**Krótkie zadanie 1**:
Zmień słowo "Minutes" na "Minut" we wszystkich wierszach umieszczonych po tekście, od pierwszego aż po wiersz zawierający "FancyBboxPatch shape <box>14 206" (włącznie z nim). Resztę tych wierszy przepisz bez zmian.

**Fragment strony**:

#####

Wydawca treści Wydawca treści

Narciarstwo biegowe

O ile skoki narciarskie to sport dla wyczynowców, to biegać na nartach może prawie każdy. A leśne ścieżki wydają się do tego wręcz stworzone.

Narciarstwo biegowe jest o wiele mniej popularne od zjazdowego, choć łatwiejsze do uprawiania. Nie trzeba wyjeżdżać w góry, nie potrzeba jest infrastruktura z wyciągami i kolejkami (nie trzeba też stać w kolejkach do nich). Wystarczą narty, kijki i rozległy, zaśnieżony teren. No właśnie, zaśnieżony. To zapewne kapryśna aura jest przyczyną małej popularności narciarstwa biegowego. Tras do biegania nie da się sztucznie zaśnieżać, jak to się robi na stokach. Na szczęście, w ostatnich latach przez przynajmniej kilka tygodni w roku można liczyć na dostatek białego puchu...

Gdzie szukać terenów do biegania? Oczywiście w lasach. Nadają się do tego prawie wszystkie szlaki i ścieżki turystyczne wytyczone przez leśników. Samych szlaków pieszych jest dziś w Lasach Państwowych ponad 22 tysiące. Drugie tyle mamy szlaków rowerowych i konnych, które również świetnie mogą służyć temu celowi. W efekcie każdy mieszkaniec Polski, niezależnie w którym zakątku kraju się znajduje, w ciągu 30 minut dojedzie samochodem do miejsca, gdzie da się pobiegać na nartach. O najbliższych trasach można się dowiedzieć z serwisu Czaswlas.pl lub w siedzibie nadleśnictwa.

Zanim pójdziesz do sklepu

Przed inwestowaniem w sprzęt warto najpierw sprawdzić czy to rzeczywiście sport dla nas. Zanim pójdziemy więc do sklepu, najlepiej jest skorzystać z wypożyczalni. W Warszawie za komplet nart z kijami i buty zapłacimy 10-25 zł za godzinę lub 25-60 zł za dobę. W mniejszych miastach ceny są zbliżone do dolnych stawek spotykanych w stolicy.

Decydując się na zakup nart biegowych, najpierw należy sobie zadać pytanie: jak będziemy biegać? Początkujący, na pewno powinien odpuścić sobie narty wyczynowe, dla zawodowców, i raczej nie zastanawiać nad nartami sportowymi, przeznaczonymi do startów w zawodach dla amatorów.

#####

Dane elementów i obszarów

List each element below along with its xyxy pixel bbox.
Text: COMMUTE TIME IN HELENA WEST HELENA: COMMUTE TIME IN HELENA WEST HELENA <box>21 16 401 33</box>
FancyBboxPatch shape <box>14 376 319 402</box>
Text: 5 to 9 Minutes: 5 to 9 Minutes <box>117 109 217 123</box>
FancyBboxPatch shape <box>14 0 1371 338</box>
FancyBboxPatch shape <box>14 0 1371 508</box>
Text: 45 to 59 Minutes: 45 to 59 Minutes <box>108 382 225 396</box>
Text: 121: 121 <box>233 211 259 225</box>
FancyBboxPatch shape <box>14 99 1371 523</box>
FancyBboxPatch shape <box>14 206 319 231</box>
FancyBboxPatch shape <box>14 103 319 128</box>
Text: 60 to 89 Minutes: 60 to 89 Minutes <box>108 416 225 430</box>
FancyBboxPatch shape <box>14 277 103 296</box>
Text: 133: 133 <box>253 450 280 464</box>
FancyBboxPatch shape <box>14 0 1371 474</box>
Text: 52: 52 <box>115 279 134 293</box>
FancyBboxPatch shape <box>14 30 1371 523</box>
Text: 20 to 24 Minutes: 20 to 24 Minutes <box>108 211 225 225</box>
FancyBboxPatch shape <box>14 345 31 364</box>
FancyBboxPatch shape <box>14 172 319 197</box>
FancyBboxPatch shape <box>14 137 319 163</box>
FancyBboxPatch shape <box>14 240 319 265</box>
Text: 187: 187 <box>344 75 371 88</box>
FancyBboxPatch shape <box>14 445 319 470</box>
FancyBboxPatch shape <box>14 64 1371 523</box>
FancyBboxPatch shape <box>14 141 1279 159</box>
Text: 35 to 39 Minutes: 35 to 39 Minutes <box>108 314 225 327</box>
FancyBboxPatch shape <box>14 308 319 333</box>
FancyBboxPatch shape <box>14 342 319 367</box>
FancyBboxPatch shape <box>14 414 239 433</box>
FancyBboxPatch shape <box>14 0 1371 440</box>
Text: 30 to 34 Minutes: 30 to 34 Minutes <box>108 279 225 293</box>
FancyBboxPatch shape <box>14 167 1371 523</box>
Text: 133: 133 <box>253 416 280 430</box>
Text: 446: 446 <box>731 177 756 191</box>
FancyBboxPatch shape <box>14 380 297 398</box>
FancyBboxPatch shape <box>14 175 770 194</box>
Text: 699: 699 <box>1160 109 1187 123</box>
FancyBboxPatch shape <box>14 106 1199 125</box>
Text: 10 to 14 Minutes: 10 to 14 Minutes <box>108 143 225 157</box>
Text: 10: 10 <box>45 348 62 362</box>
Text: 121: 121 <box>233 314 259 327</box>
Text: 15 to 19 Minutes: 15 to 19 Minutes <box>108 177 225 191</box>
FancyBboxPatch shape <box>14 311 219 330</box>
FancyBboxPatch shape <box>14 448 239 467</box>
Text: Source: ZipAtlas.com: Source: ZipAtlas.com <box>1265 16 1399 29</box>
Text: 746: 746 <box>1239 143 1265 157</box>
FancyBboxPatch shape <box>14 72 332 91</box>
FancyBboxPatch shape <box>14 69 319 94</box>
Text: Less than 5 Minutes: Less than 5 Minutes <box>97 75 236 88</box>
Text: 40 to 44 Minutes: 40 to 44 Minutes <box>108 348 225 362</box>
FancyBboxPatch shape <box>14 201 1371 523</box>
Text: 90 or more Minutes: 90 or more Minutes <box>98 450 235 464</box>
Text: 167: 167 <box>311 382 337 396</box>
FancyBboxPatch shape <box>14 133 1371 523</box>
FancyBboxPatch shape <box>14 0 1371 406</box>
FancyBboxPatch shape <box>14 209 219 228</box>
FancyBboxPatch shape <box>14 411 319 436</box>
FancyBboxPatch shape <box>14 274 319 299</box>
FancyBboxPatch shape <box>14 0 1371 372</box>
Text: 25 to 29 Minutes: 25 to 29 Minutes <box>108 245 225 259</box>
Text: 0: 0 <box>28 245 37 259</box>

#####

**Krótkie zadanie 2**:
Streść w dwóch zdaniach tekst o narciarstwie biegowym.

**Wynik końcowy 1**:
List each element below along with its xyxy pixel bbox.
Text: COMMUTE TIME IN HELENA WEST HELENA: COMMUTE TIME IN HELENA WEST HELENA <box>21 16 401 33</box>
FancyBboxPatch shape <box>14 376 319 402</box>
Text: 5 to 9 Minut: 5 to 9 Minut <box>117 109 217 123</box>
FancyBboxPatch shape <box>14 0 1371 338</box>
FancyBboxPatch shape <box>14 0 1371 508</box>
Text: 45 to 59 Minut: 45 to 59 Minut <box>108 382 225 396</box>
Text: 121: 121 <box>233 211 259 225</box>
FancyBboxPatch shape <box>14 99 1371 523</box>
FancyBboxPatch shape <box>14 206 319 231</box>

**Wynik końcowy 2**:
Narciarstwo biegowe jest mniej popularne od zjazdowego, choć łatwiejsze do uprawiania: nie trzeba jechać w góry, wystarczą narty, kijki i zaśnieżony teren, a małej popularności winna jest zapewne kapryśna aura. Do biegania nadają się prawie wszystkie leśne szlaki i ścieżki, a przed kupnem sprzętu warto najpierw skorzystać z wypożyczalni.